[Source data]

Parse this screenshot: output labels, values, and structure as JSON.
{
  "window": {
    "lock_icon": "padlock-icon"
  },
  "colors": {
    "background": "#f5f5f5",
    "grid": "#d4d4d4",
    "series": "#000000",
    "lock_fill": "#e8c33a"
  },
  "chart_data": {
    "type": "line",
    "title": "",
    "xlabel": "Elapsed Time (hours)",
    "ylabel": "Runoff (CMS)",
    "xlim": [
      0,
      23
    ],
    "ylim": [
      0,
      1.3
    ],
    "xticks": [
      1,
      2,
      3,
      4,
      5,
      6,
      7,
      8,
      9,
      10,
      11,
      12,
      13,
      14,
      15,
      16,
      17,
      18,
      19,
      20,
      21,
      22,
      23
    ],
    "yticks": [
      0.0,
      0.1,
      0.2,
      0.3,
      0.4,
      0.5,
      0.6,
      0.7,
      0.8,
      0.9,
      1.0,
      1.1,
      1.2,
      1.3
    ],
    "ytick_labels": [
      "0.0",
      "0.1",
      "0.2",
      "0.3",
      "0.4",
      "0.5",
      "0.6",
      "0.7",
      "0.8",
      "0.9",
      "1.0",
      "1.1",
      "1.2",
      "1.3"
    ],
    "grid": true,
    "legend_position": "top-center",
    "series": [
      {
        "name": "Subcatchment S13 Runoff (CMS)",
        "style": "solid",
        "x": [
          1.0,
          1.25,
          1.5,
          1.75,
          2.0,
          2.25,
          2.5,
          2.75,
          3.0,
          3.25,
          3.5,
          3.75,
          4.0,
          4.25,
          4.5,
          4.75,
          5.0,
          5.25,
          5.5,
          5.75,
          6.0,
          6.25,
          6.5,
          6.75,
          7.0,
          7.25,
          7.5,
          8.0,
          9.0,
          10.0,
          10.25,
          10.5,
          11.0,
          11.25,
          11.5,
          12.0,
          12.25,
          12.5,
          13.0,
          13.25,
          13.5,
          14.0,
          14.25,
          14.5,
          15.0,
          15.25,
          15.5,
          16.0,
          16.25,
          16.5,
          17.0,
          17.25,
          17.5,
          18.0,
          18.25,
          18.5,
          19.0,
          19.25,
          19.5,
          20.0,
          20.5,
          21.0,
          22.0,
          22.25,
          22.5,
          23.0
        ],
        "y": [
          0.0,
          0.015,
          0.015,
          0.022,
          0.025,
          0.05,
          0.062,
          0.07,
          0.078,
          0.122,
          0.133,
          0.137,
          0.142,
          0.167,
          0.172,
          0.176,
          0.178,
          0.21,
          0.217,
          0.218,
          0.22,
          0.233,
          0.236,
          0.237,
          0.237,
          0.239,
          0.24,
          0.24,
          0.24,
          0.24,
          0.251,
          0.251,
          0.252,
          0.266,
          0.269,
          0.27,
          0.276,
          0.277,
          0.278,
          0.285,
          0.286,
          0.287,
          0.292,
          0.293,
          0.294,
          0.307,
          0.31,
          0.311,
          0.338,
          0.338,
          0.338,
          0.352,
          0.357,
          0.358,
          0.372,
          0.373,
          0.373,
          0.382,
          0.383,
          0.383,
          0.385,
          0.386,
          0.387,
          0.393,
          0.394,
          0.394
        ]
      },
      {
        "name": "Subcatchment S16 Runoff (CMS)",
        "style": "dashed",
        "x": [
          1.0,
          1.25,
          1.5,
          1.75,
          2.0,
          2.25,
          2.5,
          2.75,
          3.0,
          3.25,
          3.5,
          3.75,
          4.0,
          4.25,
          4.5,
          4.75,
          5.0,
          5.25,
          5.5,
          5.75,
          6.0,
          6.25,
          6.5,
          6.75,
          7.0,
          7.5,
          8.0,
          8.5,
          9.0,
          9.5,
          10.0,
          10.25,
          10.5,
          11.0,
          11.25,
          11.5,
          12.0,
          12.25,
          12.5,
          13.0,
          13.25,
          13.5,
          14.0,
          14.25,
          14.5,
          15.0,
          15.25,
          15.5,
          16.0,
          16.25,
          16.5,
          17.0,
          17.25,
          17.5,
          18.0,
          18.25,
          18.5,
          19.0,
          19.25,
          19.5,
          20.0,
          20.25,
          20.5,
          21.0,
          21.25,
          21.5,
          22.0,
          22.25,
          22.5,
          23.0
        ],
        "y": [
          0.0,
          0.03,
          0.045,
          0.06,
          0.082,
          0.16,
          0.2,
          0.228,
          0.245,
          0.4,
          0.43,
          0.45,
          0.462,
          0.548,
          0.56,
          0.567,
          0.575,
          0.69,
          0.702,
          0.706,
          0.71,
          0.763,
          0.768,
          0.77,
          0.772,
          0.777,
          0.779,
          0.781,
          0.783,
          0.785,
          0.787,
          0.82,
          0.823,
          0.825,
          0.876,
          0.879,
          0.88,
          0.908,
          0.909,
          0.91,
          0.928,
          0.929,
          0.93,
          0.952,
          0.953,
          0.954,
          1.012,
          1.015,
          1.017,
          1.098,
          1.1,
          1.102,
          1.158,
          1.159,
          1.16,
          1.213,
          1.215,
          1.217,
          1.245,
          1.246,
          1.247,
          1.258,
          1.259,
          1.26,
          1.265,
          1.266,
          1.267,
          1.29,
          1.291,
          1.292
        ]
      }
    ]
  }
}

▸ **What the task requires**: Write out the entries above word for word.

▸ **Full answer**:
Parse this screenshot: output labels, values, and structure as JSON.
{
  "window": {
    "lock_icon": "padlock-icon"
  },
  "colors": {
    "background": "#f5f5f5",
    "grid": "#d4d4d4",
    "series": "#000000",
    "lock_fill": "#e8c33a"
  },
  "chart_data": {
    "type": "line",
    "title": "",
    "xlabel": "Elapsed Time (hours)",
    "ylabel": "Runoff (CMS)",
    "xlim": [
      0,
      23
    ],
    "ylim": [
      0,
      1.3
    ],
    "xticks": [
      1,
      2,
      3,
      4,
      5,
      6,
      7,
      8,
      9,
      10,
      11,
      12,
      13,
      14,
      15,
      16,
      17,
      18,
      19,
      20,
      21,
      22,
      23
    ],
    "yticks": [
      0.0,
      0.1,
      0.2,
      0.3,
      0.4,
      0.5,
      0.6,
      0.7,
      0.8,
      0.9,
      1.0,
      1.1,
      1.2,
      1.3
    ],
    "ytick_labels": [
      "0.0",
      "0.1",
      "0.2",
      "0.3",
      "0.4",
      "0.5",
      "0.6",
      "0.7",
      "0.8",
      "0.9",
      "1.0",
      "1.1",
      "1.2",
      "1.3"
    ],
    "grid": true,
    "legend_position": "top-center",
    "series": [
      {
        "name": "Subcatchment S13 Runoff (CMS)",
        "style": "solid",
        "x": [
          1.0,
          1.25,
          1.5,
          1.75,
          2.0,
          2.25,
          2.5,
          2.75,
          3.0,
          3.25,
          3.5,
          3.75,
          4.0,
          4.25,
          4.5,
          4.75,
          5.0,
          5.25,
          5.5,
          5.75,
          6.0,
          6.25,
          6.5,
          6.75,
          7.0,
          7.25,
          7.5,
          8.0,
          9.0,
          10.0,
          10.25,
          10.5,
          11.0,
          11.25,
          11.5,
          12.0,
          12.25,
          12.5,
          13.0,
          13.25,
          13.5,
          14.0,
          14.25,
          14.5,
          15.0,
          15.25,
          15.5,
          16.0,
          16.25,
          16.5,
          17.0,
          17.25,
          17.5,
          18.0,
          18.25,
          18.5,
          19.0,
          19.25,
          19.5,
          20.0,
          20.5,
          21.0,
          22.0,
          22.25,
          22.5,
          23.0
        ],
        "y": [
          0.0,
          0.015,
          0.015,
          0.022,
          0.025,
          0.05,
          0.062,
          0.07,
          0.078,
          0.122,
          0.133,
          0.137,
          0.142,
          0.167,
          0.172,
          0.176,
          0.178,
          0.21,
          0.217,
          0.218,
          0.22,
          0.233,
          0.236,
          0.237,
          0.237,
          0.239,
          0.24,
          0.24,
          0.24,
          0.24,
          0.251,
          0.251,
          0.252,
          0.266,
          0.269,
          0.27,
          0.276,
          0.277,
          0.278,
          0.285,
          0.286,
          0.287,
          0.292,
          0.293,
          0.294,
          0.307,
          0.31,
          0.311,
          0.338,
          0.338,
          0.338,
          0.352,
          0.357,
          0.358,
          0.372,
          0.373,
          0.373,
          0.382,
          0.383,
          0.383,
          0.385,
          0.386,
          0.387,
          0.393,
          0.394,
          0.394
        ]
      },
      {
        "name": "Subcatchment S16 Runoff (CMS)",
        "style": "dashed",
        "x": [
          1.0,
          1.25,
          1.5,
          1.75,
          2.0,
          2.25,
          2.5,
          2.75,
          3.0,
          3.25,
          3.5,
          3.75,
          4.0,
          4.25,
          4.5,
          4.75,
          5.0,
          5.25,
          5.5,
          5.75,
          6.0,
          6.25,
          6.5,
          6.75,
          7.0,
          7.5,
          8.0,
          8.5,
          9.0,
          9.5,
          10.0,
          10.25,
          10.5,
          11.0,
          11.25,
          11.5,
          12.0,
          12.25,
          12.5,
          13.0,
          13.25,
          13.5,
          14.0,
          14.25,
          14.5,
          15.0,
          15.25,
          15.5,
          16.0,
          16.25,
          16.5,
          17.0,
          17.25,
          17.5,
          18.0,
          18.25,
          18.5,
          19.0,
          19.25,
          19.5,
          20.0,
          20.25,
          20.5,
          21.0,
          21.25,
          21.5,
          22.0,
          22.25,
          22.5,
          23.0
        ],
        "y": [
          0.0,
          0.03,
          0.045,
          0.06,
          0.082,
          0.16,
          0.2,
          0.228,
          0.245,
          0.4,
          0.43,
          0.45,
          0.462,
          0.548,
          0.56,
          0.567,
          0.575,
          0.69,
          0.702,
          0.706,
          0.71,
          0.763,
          0.768,
          0.77,
          0.772,
          0.777,
          0.779,
          0.781,
          0.783,
          0.785,
          0.787,
          0.82,
          0.823,
          0.825,
          0.876,
          0.879,
          0.88,
          0.908,
          0.909,
          0.91,
          0.928,
          0.929,
          0.93,
          0.952,
          0.953,
          0.954,
          1.012,
          1.015,
          1.017,
          1.098,
          1.1,
          1.102,
          1.158,
          1.159,
          1.16,
          1.213,
          1.215,
          1.217,
          1.245,
          1.246,
          1.247,
          1.258,
          1.259,
          1.26,
          1.265,
          1.266,
          1.267,
          1.29,
          1.291,
          1.292
        ]
      }
    ]
  }
}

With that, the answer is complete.